Compiti ed esercizi ->
A. Elenca le Regioni da cui provenivano gli altri assessori e rappresentanti presenti alla tavola rotonda, come indicate nel brano sul Forum Risk Management.
B. Modifica il brano sul Forum Risk Management dalla parte che si apre con le parole "Un nuovo piano" fino a quella che si chiude con "le opportune integrazioni.", sostituendo "tavola rotonda" con "sessione di confronto".

Brano di lettura ->

'''

Un nuovo piano sanitario nazionale “sempre più integrato: un’integrazione vera tra sanitario e socio-sanitario”: è la premessa dell’assessora al diritto alla salute e alle politiche sociali della Toscana Monia Monni al Forum Risk Management di Arezzo. La prima vera uscita pubblica dopo la nomina e l’assegnazione delle deleghe in giunta pochi giorni fa.
Monni ha partecipato ad una tavola rotonda assieme ad altri assessori e rappresentanti di Regioni: dall’Emilia Romagna, dal Piemonte, dalla Calabria e dalla Basilicata, dalla Puglia e dalla Sicilia. Presenti anche tecnici del Ministero. L’occasione per ribadire il diritto alla salute e difendere il sistema sanitario con le opportune integrazioni.

'''

Estratti del dataset
'''

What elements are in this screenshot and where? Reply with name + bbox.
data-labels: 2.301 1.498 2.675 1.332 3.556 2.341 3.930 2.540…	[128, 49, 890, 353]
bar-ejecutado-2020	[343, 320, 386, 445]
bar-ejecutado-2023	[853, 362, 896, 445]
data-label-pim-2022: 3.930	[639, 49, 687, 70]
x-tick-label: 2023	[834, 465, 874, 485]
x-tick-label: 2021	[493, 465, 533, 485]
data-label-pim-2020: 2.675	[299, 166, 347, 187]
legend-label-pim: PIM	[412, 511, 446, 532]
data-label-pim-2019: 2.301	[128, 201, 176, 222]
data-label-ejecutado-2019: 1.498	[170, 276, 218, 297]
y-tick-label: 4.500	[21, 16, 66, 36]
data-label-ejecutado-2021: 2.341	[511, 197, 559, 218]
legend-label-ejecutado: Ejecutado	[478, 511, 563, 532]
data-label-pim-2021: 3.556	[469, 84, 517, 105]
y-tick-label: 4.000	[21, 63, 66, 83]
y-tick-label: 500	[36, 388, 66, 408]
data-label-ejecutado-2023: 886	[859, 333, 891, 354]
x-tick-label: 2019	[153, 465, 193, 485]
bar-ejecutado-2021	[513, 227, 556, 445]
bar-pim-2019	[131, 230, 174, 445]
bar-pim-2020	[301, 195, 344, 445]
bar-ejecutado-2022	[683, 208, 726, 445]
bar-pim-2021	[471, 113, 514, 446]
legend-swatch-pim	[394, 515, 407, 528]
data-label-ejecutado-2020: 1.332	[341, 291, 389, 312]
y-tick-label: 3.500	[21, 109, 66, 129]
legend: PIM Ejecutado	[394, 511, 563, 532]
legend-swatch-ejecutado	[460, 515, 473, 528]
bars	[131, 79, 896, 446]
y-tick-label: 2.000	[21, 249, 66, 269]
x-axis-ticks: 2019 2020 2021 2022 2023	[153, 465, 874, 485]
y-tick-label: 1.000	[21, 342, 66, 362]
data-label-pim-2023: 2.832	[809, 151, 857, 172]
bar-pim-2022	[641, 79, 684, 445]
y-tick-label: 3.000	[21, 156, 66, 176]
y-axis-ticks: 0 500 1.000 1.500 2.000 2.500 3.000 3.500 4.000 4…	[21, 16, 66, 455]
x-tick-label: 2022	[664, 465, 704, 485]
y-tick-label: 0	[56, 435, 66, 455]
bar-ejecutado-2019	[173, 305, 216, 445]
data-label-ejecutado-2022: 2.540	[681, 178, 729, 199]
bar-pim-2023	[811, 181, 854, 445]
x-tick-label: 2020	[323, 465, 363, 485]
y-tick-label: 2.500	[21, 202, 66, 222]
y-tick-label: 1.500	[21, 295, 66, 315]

'''

Soluzioni dei compiti ->
A. Emilia Romagna, Piemonte, Calabria, Basilicata, Puglia, Sicilia.

B.
Un nuovo piano sanitario nazionale “sempre più integrato: un’integrazione vera tra sanitario e socio-sanitario”: è la premessa dell’assessora al diritto alla salute e alle politiche sociali della Toscana Monia Monni al Forum Risk Management di Arezzo. La prima vera uscita pubblica dopo la nomina e l’assegnazione delle deleghe in giunta pochi giorni fa.
Monni ha partecipato ad una sessione di confronto assieme ad altri assessori e rappresentanti di Regioni: dall’Emilia Romagna, dal Piemonte, dalla Calabria e dalla Basilicata, dalla Puglia e dalla Sicilia. Presenti anche tecnici del Ministero. L’occasione per ribadire il diritto alla salute e difendere il sistema sanitario con le opportune integrazioni.